------ EXERCISE DATA

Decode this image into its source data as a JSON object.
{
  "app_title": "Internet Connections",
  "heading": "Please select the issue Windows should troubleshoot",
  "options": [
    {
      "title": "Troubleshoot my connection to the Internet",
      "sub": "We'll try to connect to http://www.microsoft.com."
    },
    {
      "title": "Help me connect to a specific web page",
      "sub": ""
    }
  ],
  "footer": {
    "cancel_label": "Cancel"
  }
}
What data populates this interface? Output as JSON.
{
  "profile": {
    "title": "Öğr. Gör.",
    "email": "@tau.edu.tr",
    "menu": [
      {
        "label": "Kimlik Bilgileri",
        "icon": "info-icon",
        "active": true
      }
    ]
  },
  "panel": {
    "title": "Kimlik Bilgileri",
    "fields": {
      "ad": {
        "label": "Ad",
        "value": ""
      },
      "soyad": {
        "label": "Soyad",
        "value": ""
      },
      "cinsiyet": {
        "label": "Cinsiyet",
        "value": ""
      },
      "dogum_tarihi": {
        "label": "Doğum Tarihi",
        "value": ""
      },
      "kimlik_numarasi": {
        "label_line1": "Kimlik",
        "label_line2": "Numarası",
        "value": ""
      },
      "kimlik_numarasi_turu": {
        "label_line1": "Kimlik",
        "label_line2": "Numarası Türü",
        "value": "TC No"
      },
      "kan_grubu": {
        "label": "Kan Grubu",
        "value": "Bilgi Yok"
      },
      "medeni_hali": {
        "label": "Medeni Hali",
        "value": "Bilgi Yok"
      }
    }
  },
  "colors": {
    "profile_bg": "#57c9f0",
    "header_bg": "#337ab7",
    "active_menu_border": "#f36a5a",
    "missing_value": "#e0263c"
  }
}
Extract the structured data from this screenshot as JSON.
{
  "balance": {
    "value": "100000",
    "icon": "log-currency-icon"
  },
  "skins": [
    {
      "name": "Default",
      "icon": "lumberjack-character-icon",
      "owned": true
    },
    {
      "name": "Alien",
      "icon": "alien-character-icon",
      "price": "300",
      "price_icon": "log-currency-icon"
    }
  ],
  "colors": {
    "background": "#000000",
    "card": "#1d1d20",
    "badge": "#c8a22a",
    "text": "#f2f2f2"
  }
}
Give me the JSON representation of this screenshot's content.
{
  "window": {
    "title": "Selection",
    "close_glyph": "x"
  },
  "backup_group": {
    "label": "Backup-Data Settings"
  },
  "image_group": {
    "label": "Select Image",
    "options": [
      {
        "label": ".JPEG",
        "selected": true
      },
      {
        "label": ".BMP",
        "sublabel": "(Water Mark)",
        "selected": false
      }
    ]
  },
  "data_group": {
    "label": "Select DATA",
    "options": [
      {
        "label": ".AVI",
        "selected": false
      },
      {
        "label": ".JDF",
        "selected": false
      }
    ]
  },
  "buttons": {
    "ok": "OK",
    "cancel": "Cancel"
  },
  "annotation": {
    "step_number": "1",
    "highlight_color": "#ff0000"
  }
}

------------
------ EXERCISE DATA

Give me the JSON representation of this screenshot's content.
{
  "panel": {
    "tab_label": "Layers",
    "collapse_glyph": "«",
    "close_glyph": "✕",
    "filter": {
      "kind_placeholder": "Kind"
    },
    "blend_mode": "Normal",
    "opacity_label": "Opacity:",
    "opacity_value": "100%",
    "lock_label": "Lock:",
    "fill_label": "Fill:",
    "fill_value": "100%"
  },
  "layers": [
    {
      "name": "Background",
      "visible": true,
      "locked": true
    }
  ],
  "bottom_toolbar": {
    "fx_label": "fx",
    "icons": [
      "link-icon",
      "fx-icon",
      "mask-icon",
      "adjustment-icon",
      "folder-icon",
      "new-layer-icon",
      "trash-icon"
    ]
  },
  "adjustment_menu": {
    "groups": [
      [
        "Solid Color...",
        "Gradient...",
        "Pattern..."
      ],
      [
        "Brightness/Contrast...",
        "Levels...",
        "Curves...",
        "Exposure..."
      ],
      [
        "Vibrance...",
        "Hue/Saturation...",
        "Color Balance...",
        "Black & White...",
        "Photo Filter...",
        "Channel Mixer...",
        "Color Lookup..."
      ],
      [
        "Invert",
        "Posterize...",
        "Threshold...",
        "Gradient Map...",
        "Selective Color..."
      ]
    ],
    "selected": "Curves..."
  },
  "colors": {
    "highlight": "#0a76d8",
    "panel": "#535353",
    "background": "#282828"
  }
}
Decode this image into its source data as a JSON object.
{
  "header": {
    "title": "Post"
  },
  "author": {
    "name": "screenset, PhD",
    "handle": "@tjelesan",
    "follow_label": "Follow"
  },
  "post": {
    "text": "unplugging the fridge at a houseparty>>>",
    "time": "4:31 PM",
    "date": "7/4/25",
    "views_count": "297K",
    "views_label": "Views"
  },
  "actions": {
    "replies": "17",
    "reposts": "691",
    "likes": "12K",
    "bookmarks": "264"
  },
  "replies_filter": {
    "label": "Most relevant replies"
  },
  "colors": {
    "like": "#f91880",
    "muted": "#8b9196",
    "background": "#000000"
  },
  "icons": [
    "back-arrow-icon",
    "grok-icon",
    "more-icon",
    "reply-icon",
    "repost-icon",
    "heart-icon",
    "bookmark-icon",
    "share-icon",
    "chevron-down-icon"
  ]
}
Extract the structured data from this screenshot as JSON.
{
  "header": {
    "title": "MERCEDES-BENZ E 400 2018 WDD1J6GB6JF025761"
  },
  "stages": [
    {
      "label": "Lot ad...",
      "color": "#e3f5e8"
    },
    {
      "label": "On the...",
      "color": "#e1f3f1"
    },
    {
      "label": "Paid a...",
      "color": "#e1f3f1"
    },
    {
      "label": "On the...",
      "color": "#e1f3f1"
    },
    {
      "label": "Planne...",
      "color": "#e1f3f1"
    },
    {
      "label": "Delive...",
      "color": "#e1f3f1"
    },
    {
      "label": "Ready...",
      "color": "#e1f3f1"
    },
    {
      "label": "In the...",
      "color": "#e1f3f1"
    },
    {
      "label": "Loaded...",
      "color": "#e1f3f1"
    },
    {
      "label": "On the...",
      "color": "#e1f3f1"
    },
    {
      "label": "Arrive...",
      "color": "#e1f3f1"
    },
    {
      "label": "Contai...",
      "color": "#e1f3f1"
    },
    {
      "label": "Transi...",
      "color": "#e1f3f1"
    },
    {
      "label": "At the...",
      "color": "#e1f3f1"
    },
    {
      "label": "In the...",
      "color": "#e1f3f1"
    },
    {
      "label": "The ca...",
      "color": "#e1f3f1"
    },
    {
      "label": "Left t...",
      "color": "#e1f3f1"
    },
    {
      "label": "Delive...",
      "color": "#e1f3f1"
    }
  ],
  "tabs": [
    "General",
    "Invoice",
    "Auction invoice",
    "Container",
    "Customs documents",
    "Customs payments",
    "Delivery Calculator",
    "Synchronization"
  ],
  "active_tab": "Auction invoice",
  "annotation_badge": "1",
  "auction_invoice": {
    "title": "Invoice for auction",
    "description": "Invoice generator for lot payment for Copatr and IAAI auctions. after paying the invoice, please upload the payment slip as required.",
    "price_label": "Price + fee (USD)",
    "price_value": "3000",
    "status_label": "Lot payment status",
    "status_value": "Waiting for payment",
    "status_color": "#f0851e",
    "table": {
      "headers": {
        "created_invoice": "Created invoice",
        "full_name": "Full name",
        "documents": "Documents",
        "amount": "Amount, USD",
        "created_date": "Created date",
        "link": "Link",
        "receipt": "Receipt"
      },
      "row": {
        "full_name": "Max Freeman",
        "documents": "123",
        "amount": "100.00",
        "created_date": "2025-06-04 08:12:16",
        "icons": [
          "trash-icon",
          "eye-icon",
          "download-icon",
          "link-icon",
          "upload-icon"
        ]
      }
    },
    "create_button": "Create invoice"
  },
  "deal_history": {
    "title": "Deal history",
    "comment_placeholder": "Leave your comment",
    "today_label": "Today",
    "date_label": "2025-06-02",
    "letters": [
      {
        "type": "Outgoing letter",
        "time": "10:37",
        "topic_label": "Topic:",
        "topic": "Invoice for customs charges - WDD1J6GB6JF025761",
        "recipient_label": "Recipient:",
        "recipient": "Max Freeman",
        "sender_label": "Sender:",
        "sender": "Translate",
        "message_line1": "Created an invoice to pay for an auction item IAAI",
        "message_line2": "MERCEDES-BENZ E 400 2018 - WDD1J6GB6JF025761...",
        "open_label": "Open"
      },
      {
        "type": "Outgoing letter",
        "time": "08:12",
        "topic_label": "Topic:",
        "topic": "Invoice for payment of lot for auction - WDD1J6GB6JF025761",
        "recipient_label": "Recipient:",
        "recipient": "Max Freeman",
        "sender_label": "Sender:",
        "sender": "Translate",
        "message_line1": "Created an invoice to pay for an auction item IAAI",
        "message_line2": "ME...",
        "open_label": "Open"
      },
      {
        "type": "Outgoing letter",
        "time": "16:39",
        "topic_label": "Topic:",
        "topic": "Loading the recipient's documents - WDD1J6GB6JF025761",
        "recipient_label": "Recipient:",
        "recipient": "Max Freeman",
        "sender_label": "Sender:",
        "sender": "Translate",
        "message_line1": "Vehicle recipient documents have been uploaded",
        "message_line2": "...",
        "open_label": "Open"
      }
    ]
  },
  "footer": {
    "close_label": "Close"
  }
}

------------

EXERCISE DIRECTIONS: Identify every line above with the string "Internet" in it. Copy those lines.

IN RESPONSE:
  "app_title": "Internet Connections",
      "title": "Troubleshoot my connection to the Internet",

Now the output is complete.